→ **Figure data in JSON**:
------

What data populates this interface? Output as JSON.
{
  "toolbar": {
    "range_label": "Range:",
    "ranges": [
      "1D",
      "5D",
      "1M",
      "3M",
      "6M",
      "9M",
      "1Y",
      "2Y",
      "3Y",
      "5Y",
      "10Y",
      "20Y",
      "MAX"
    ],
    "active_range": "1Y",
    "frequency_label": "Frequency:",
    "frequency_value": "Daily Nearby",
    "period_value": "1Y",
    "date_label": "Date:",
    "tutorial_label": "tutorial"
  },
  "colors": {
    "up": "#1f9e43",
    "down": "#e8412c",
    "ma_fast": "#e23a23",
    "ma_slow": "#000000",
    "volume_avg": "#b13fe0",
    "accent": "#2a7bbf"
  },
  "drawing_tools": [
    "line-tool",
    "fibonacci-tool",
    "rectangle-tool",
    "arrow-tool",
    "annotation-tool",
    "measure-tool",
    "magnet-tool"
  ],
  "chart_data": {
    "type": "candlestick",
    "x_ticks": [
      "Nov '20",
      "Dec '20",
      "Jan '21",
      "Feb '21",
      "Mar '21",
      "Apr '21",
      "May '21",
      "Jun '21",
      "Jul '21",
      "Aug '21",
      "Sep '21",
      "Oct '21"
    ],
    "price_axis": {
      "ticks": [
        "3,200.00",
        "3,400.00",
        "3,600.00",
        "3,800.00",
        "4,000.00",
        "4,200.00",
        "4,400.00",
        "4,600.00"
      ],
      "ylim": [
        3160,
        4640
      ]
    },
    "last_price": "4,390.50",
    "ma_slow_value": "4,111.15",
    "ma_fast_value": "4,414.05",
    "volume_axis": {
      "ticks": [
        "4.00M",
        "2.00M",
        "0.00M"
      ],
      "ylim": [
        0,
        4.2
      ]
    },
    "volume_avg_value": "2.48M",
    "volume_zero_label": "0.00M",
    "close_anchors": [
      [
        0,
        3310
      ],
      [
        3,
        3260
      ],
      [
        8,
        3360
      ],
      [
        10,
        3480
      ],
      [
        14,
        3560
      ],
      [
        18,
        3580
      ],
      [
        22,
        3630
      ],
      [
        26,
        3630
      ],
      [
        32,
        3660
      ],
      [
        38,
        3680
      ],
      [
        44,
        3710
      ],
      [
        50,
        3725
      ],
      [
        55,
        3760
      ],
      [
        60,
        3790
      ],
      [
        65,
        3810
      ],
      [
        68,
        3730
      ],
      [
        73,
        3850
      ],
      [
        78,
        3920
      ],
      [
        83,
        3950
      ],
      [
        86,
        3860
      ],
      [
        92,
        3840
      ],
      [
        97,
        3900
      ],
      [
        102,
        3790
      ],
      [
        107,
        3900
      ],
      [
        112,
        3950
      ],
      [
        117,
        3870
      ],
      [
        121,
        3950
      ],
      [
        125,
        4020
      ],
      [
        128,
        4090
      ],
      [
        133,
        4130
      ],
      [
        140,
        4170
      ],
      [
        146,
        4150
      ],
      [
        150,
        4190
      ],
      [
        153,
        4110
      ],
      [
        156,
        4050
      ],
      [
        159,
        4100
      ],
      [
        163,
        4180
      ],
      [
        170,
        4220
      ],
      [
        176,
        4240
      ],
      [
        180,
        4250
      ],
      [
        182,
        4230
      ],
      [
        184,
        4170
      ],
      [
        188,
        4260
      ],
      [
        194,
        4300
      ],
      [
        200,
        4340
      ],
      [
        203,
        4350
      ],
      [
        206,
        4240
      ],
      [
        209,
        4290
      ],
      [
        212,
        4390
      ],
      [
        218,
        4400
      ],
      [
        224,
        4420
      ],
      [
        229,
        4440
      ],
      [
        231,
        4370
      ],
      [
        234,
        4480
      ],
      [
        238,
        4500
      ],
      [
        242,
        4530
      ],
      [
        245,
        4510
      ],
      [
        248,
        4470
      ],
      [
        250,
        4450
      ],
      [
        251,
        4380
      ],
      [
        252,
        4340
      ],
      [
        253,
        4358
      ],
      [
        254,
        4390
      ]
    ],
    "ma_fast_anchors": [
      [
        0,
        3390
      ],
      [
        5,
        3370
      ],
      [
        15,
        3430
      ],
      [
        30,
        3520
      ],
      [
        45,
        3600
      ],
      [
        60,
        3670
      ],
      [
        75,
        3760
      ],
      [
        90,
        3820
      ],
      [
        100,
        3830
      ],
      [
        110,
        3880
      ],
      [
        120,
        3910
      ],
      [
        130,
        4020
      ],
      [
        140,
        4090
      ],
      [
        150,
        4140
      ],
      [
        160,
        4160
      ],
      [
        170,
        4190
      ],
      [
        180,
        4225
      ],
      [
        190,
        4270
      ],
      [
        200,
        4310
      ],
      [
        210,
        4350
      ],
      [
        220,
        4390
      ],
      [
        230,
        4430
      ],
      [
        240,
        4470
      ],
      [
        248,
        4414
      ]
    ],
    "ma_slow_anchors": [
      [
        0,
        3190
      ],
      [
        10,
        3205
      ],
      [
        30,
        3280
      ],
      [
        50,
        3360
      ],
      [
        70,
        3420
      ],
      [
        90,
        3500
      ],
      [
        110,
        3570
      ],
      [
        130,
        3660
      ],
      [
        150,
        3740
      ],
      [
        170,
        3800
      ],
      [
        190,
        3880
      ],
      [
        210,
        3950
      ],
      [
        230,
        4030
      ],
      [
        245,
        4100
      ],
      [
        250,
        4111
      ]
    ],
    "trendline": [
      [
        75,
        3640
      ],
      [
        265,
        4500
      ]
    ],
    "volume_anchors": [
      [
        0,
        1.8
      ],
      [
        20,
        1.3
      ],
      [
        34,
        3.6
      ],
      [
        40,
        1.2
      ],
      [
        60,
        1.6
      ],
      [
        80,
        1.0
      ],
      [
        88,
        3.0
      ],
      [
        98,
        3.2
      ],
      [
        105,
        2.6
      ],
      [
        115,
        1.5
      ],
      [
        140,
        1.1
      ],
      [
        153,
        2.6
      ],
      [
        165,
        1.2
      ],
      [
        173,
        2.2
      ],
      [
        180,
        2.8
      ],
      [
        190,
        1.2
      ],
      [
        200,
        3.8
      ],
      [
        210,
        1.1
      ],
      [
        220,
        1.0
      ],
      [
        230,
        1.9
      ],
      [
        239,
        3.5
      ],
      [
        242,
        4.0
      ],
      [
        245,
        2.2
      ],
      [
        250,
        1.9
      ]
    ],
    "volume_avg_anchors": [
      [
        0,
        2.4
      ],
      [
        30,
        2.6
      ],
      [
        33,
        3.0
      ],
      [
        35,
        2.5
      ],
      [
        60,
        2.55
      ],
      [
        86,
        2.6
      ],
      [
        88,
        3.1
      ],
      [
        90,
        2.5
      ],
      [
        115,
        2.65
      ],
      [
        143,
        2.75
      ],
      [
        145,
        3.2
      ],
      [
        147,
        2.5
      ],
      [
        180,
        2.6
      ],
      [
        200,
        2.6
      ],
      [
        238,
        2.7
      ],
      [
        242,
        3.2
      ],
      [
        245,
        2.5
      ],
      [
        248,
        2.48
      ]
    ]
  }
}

------

Generate an exact reproduction of all entries.

→ **Correct response**:
What data populates this interface? Output as JSON.
{
  "toolbar": {
    "range_label": "Range:",
    "ranges": [
      "1D",
      "5D",
      "1M",
      "3M",
      "6M",
      "9M",
      "1Y",
      "2Y",
      "3Y",
      "5Y",
      "10Y",
      "20Y",
      "MAX"
    ],
    "active_range": "1Y",
    "frequency_label": "Frequency:",
    "frequency_value": "Daily Nearby",
    "period_value": "1Y",
    "date_label": "Date:",
    "tutorial_label": "tutorial"
  },
  "colors": {
    "up": "#1f9e43",
    "down": "#e8412c",
    "ma_fast": "#e23a23",
    "ma_slow": "#000000",
    "volume_avg": "#b13fe0",
    "accent": "#2a7bbf"
  },
  "drawing_tools": [
    "line-tool",
    "fibonacci-tool",
    "rectangle-tool",
    "arrow-tool",
    "annotation-tool",
    "measure-tool",
    "magnet-tool"
  ],
  "chart_data": {
    "type": "candlestick",
    "x_ticks": [
      "Nov '20",
      "Dec '20",
      "Jan '21",
      "Feb '21",
      "Mar '21",
      "Apr '21",
      "May '21",
      "Jun '21",
      "Jul '21",
      "Aug '21",
      "Sep '21",
      "Oct '21"
    ],
    "price_axis": {
      "ticks": [
        "3,200.00",
        "3,400.00",
        "3,600.00",
        "3,800.00",
        "4,000.00",
        "4,200.00",
        "4,400.00",
        "4,600.00"
      ],
      "ylim": [
        3160,
        4640
      ]
    },
    "last_price": "4,390.50",
    "ma_slow_value": "4,111.15",
    "ma_fast_value": "4,414.05",
    "volume_axis": {
      "ticks": [
        "4.00M",
        "2.00M",
        "0.00M"
      ],
      "ylim": [
        0,
        4.2
      ]
    },
    "volume_avg_value": "2.48M",
    "volume_zero_label": "0.00M",
    "close_anchors": [
      [
        0,
        3310
      ],
      [
        3,
        3260
      ],
      [
        8,
        3360
      ],
      [
        10,
        3480
      ],
      [
        14,
        3560
      ],
      [
        18,
        3580
      ],
      [
        22,
        3630
      ],
      [
        26,
        3630
      ],
      [
        32,
        3660
      ],
      [
        38,
        3680
      ],
      [
        44,
        3710
      ],
      [
        50,
        3725
      ],
      [
        55,
        3760
      ],
      [
        60,
        3790
      ],
      [
        65,
        3810
      ],
      [
        68,
        3730
      ],
      [
        73,
        3850
      ],
      [
        78,
        3920
      ],
      [
        83,
        3950
      ],
      [
        86,
        3860
      ],
      [
        92,
        3840
      ],
      [
        97,
        3900
      ],
      [
        102,
        3790
      ],
      [
        107,
        3900
      ],
      [
        112,
        3950
      ],
      [
        117,
        3870
      ],
      [
        121,
        3950
      ],
      [
        125,
        4020
      ],
      [
        128,
        4090
      ],
      [
        133,
        4130
      ],
      [
        140,
        4170
      ],
      [
        146,
        4150
      ],
      [
        150,
        4190
      ],
      [
        153,
        4110
      ],
      [
        156,
        4050
      ],
      [
        159,
        4100
      ],
      [
        163,
        4180
      ],
      [
        170,
        4220
      ],
      [
        176,
        4240
      ],
      [
        180,
        4250
      ],
      [
        182,
        4230
      ],
      [
        184,
        4170
      ],
      [
        188,
        4260
      ],
      [
        194,
        4300
      ],
      [
        200,
        4340
      ],
      [
        203,
        4350
      ],
      [
        206,
        4240
      ],
      [
        209,
        4290
      ],
      [
        212,
        4390
      ],
      [
        218,
        4400
      ],
      [
        224,
        4420
      ],
      [
        229,
        4440
      ],
      [
        231,
        4370
      ],
      [
        234,
        4480
      ],
      [
        238,
        4500
      ],
      [
        242,
        4530
      ],
      [
        245,
        4510
      ],
      [
        248,
        4470
      ],
      [
        250,
        4450
      ],
      [
        251,
        4380
      ],
      [
        252,
        4340
      ],
      [
        253,
        4358
      ],
      [
        254,
        4390
      ]
    ],
    "ma_fast_anchors": [
      [
        0,
        3390
      ],
      [
        5,
        3370
      ],
      [
        15,
        3430
      ],
      [
        30,
        3520
      ],
      [
        45,
        3600
      ],
      [
        60,
        3670
      ],
      [
        75,
        3760
      ],
      [
        90,
        3820
      ],
      [
        100,
        3830
      ],
      [
        110,
        3880
      ],
      [
        120,
        3910
      ],
      [
        130,
        4020
      ],
      [
        140,
        4090
      ],
      [
        150,
        4140
      ],
      [
        160,
        4160
      ],
      [
        170,
        4190
      ],
      [
        180,
        4225
      ],
      [
        190,
        4270
      ],
      [
        200,
        4310
      ],
      [
        210,
        4350
      ],
      [
        220,
        4390
      ],
      [
        230,
        4430
      ],
      [
        240,
        4470
      ],
      [
        248,
        4414
      ]
    ],
    "ma_slow_anchors": [
      [
        0,
        3190
      ],
      [
        10,
        3205
      ],
      [
        30,
        3280
      ],
      [
        50,
        3360
      ],
      [
        70,
        3420
      ],
      [
        90,
        3500
      ],
      [
        110,
        3570
      ],
      [
        130,
        3660
      ],
      [
        150,
        3740
      ],
      [
        170,
        3800
      ],
      [
        190,
        3880
      ],
      [
        210,
        3950
      ],
      [
        230,
        4030
      ],
      [
        245,
        4100
      ],
      [
        250,
        4111
      ]
    ],
    "trendline": [
      [
        75,
        3640
      ],
      [
        265,
        4500
      ]
    ],
    "volume_anchors": [
      [
        0,
        1.8
      ],
      [
        20,
        1.3
      ],
      [
        34,
        3.6
      ],
      [
        40,
        1.2
      ],
      [
        60,
        1.6
      ],
      [
        80,
        1.0
      ],
      [
        88,
        3.0
      ],
      [
        98,
        3.2
      ],
      [
        105,
        2.6
      ],
      [
        115,
        1.5
      ],
      [
        140,
        1.1
      ],
      [
        153,
        2.6
      ],
      [
        165,
        1.2
      ],
      [
        173,
        2.2
      ],
      [
        180,
        2.8
      ],
      [
        190,
        1.2
      ],
      [
        200,
        3.8
      ],
      [
        210,
        1.1
      ],
      [
        220,
        1.0
      ],
      [
        230,
        1.9
      ],
      [
        239,
        3.5
      ],
      [
        242,
        4.0
      ],
      [
        245,
        2.2
      ],
      [
        250,
        1.9
      ]
    ],
    "volume_avg_anchors": [
      [
        0,
        2.4
      ],
      [
        30,
        2.6
      ],
      [
        33,
        3.0
      ],
      [
        35,
        2.5
      ],
      [
        60,
        2.55
      ],
      [
        86,
        2.6
      ],
      [
        88,
        3.1
      ],
      [
        90,
        2.5
      ],
      [
        115,
        2.65
      ],
      [
        143,
        2.75
      ],
      [
        145,
        3.2
      ],
      [
        147,
        2.5
      ],
      [
        180,
        2.6
      ],
      [
        200,
        2.6
      ],
      [
        238,
        2.7
      ],
      [
        242,
        3.2
      ],
      [
        245,
        2.5
      ],
      [
        248,
        2.48
      ]
    ]
  }
}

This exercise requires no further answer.